╔══

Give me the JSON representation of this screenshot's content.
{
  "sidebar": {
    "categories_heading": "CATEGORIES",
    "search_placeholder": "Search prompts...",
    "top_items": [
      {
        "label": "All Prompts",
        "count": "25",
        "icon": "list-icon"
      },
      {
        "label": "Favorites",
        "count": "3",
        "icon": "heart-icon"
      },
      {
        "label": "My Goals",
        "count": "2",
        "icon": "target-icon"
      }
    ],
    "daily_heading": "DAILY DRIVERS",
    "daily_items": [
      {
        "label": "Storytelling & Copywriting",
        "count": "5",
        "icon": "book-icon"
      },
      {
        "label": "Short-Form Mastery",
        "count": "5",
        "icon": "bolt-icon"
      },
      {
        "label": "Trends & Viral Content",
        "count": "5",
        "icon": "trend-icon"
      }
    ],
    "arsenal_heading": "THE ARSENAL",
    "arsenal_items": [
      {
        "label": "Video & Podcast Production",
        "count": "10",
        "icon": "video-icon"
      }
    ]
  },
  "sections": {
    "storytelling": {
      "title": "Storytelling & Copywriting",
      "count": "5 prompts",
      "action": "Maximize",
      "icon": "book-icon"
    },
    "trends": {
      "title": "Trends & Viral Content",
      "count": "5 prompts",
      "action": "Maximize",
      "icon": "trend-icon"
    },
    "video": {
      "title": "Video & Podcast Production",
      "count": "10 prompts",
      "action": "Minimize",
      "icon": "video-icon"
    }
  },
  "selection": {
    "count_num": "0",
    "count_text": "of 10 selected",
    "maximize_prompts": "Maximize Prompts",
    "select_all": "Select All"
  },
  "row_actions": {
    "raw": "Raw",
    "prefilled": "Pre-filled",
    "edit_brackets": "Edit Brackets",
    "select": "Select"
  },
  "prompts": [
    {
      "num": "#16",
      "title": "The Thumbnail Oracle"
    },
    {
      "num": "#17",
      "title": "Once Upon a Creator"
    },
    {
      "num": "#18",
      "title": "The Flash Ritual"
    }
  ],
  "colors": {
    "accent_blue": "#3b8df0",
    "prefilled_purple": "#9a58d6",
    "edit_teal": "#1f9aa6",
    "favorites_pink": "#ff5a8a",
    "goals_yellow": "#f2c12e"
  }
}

╚══

### Requirement:
Go through the listing and transcribe all of it exactly.

### Your solution:
Give me the JSON representation of this screenshot's content.
{
  "sidebar": {
    "categories_heading": "CATEGORIES",
    "search_placeholder": "Search prompts...",
    "top_items": [
      {
        "label": "All Prompts",
        "count": "25",
        "icon": "list-icon"
      },
      {
        "label": "Favorites",
        "count": "3",
        "icon": "heart-icon"
      },
      {
        "label": "My Goals",
        "count": "2",
        "icon": "target-icon"
      }
    ],
    "daily_heading": "DAILY DRIVERS",
    "daily_items": [
      {
        "label": "Storytelling & Copywriting",
        "count": "5",
        "icon": "book-icon"
      },
      {
        "label": "Short-Form Mastery",
        "count": "5",
        "icon": "bolt-icon"
      },
      {
        "label": "Trends & Viral Content",
        "count": "5",
        "icon": "trend-icon"
      }
    ],
    "arsenal_heading": "THE ARSENAL",
    "arsenal_items": [
      {
        "label": "Video & Podcast Production",
        "count": "10",
        "icon": "video-icon"
      }
    ]
  },
  "sections": {
    "storytelling": {
      "title": "Storytelling & Copywriting",
      "count": "5 prompts",
      "action": "Maximize",
      "icon": "book-icon"
    },
    "trends": {
      "title": "Trends & Viral Content",
      "count": "5 prompts",
      "action": "Maximize",
      "icon": "trend-icon"
    },
    "video": {
      "title": "Video & Podcast Production",
      "count": "10 prompts",
      "action": "Minimize",
      "icon": "video-icon"
    }
  },
  "selection": {
    "count_num": "0",
    "count_text": "of 10 selected",
    "maximize_prompts": "Maximize Prompts",
    "select_all": "Select All"
  },
  "row_actions": {
    "raw": "Raw",
    "prefilled": "Pre-filled",
    "edit_brackets": "Edit Brackets",
    "select": "Select"
  },
  "prompts": [
    {
      "num": "#16",
      "title": "The Thumbnail Oracle"
    },
    {
      "num": "#17",
      "title": "Once Upon a Creator"
    },
    {
      "num": "#18",
      "title": "The Flash Ritual"
    }
  ],
  "colors": {
    "accent_blue": "#3b8df0",
    "prefilled_purple": "#9a58d6",
    "edit_teal": "#1f9aa6",
    "favorites_pink": "#ff5a8a",
    "goals_yellow": "#f2c12e"
  }
}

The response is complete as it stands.